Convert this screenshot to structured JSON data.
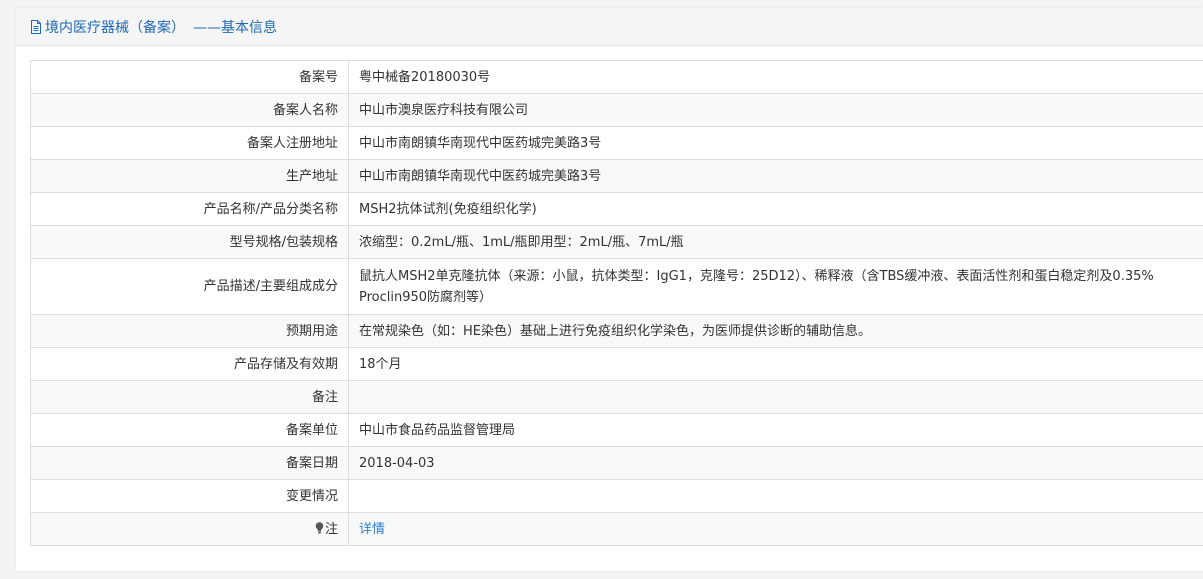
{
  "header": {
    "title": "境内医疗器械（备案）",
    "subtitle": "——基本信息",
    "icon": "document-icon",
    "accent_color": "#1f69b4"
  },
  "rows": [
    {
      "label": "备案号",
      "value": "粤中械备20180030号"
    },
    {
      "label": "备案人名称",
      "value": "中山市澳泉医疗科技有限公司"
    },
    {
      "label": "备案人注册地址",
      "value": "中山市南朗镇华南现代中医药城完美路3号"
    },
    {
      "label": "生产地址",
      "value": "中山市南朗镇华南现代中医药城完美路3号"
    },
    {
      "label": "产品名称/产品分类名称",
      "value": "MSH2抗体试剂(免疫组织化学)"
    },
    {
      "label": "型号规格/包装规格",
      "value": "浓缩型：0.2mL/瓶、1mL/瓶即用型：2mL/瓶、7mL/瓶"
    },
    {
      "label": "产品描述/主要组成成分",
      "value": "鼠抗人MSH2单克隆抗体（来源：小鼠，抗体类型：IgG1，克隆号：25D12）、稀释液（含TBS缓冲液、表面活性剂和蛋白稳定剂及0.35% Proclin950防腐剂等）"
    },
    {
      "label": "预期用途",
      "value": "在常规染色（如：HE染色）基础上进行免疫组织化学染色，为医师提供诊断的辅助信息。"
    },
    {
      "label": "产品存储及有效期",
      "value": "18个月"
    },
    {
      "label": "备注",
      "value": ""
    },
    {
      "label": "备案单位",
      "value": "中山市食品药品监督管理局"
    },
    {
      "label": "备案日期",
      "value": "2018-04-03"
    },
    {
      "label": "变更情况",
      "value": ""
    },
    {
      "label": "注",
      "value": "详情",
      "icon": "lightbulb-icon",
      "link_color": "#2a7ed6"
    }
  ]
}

==

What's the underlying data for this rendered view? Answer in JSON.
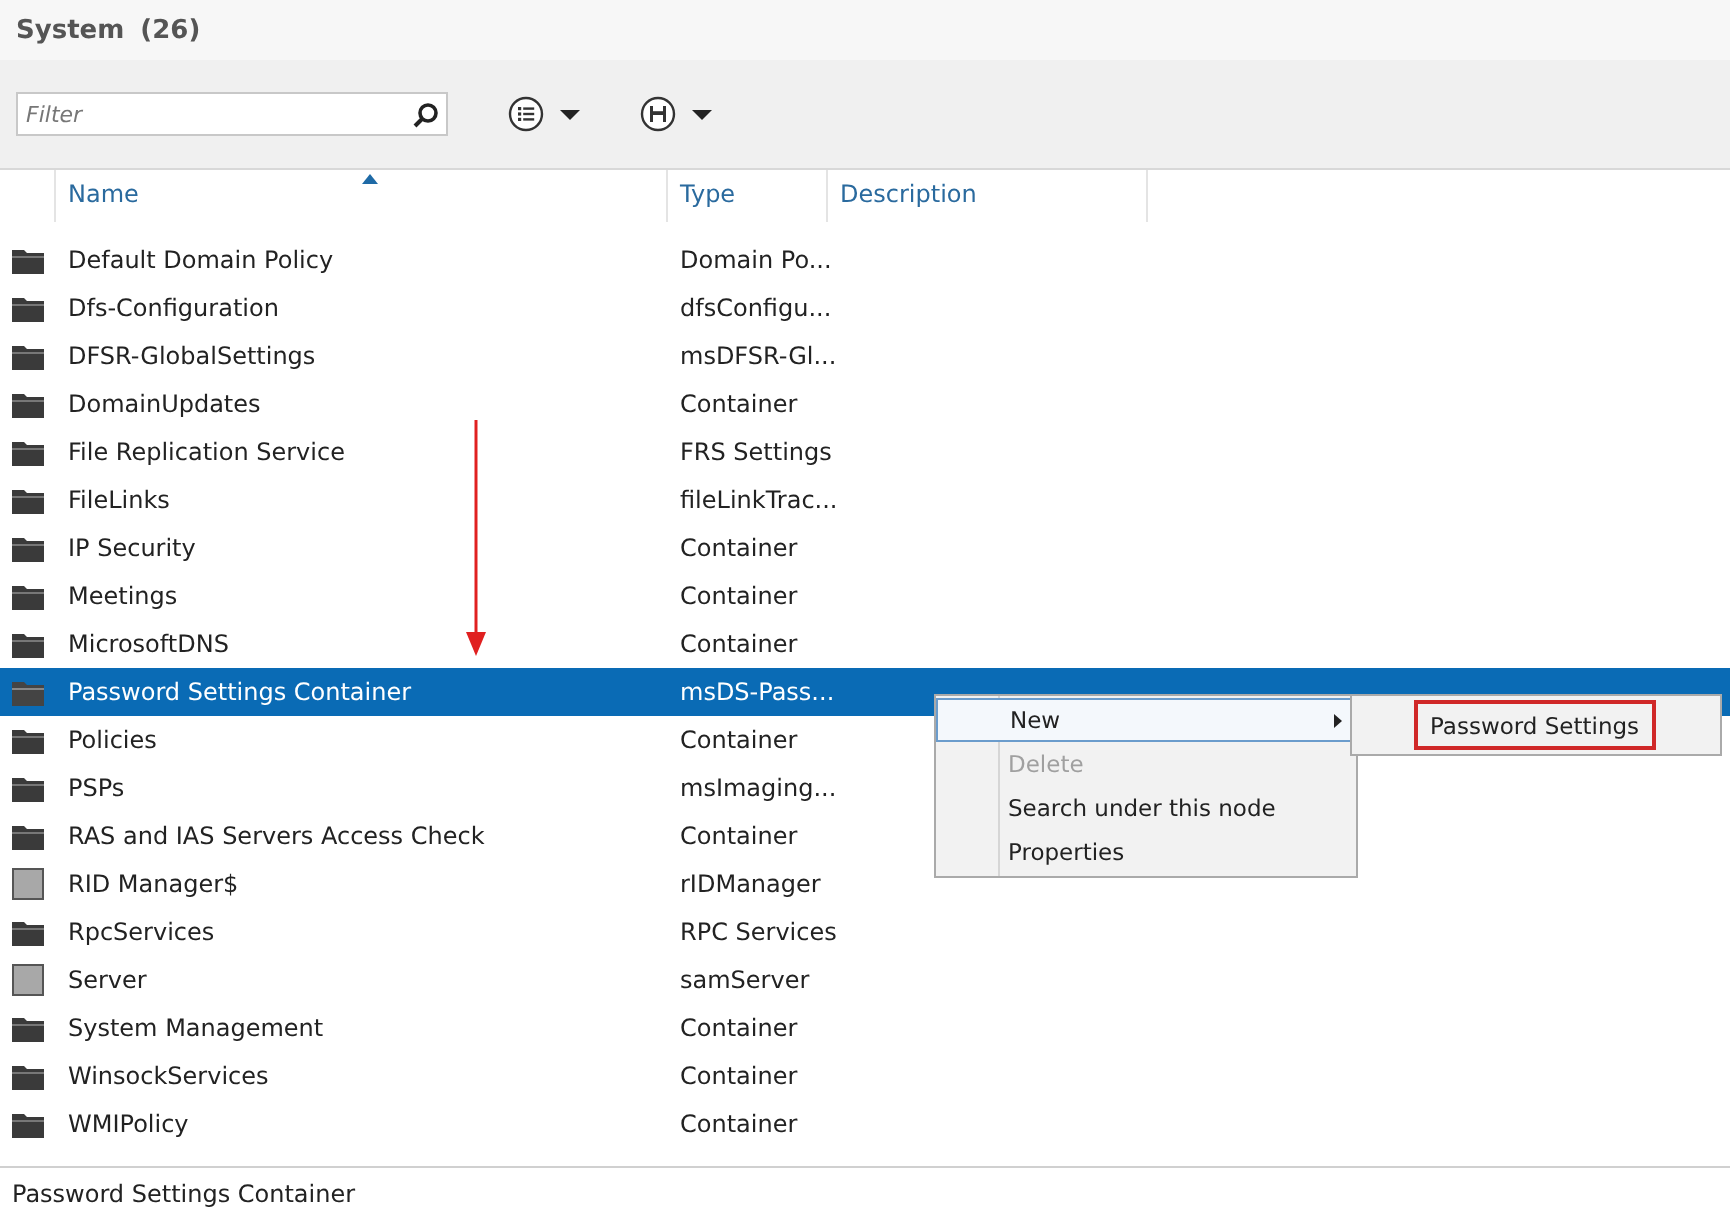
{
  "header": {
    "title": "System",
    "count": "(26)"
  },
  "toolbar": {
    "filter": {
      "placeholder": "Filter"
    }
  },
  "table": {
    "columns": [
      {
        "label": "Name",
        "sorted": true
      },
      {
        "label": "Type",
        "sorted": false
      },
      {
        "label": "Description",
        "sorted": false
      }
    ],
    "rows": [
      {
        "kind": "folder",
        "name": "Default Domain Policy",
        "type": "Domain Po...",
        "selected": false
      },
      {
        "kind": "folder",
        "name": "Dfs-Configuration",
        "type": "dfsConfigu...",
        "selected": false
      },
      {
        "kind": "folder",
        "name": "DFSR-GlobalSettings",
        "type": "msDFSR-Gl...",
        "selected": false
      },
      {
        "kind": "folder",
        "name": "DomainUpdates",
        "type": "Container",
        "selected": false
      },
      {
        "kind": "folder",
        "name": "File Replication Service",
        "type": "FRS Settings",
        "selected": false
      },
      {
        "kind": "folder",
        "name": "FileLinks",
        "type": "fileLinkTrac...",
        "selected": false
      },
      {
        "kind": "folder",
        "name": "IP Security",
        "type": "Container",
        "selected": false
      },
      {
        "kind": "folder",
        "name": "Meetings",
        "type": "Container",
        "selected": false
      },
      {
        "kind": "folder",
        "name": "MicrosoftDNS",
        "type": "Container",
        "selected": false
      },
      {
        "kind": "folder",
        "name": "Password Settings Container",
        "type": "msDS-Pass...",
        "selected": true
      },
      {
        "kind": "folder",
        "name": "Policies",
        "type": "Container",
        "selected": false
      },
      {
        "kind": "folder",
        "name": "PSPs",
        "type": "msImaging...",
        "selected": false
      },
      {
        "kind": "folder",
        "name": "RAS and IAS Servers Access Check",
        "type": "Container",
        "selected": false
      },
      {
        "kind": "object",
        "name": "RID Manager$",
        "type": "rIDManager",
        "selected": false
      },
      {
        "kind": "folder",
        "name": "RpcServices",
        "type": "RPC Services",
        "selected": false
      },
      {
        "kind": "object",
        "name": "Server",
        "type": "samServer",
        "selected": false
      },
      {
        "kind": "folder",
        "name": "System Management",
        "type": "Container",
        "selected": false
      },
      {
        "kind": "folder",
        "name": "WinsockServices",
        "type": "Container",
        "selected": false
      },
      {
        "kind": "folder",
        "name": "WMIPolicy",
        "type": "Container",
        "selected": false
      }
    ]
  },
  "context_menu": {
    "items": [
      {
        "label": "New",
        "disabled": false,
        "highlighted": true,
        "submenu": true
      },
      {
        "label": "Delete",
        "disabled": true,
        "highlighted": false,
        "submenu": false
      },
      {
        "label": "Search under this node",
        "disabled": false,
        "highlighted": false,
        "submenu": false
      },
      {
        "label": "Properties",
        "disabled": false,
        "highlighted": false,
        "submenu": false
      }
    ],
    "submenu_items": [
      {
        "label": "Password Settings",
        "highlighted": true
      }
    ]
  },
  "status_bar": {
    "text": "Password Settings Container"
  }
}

*GOAL:* Filter the entries above down to the lines containing the word "data".

*OUTPUT OF THE TASK:*
Convert this screenshot to structured JSON data.
What's the underlying data for this rendered view? Answer in JSON.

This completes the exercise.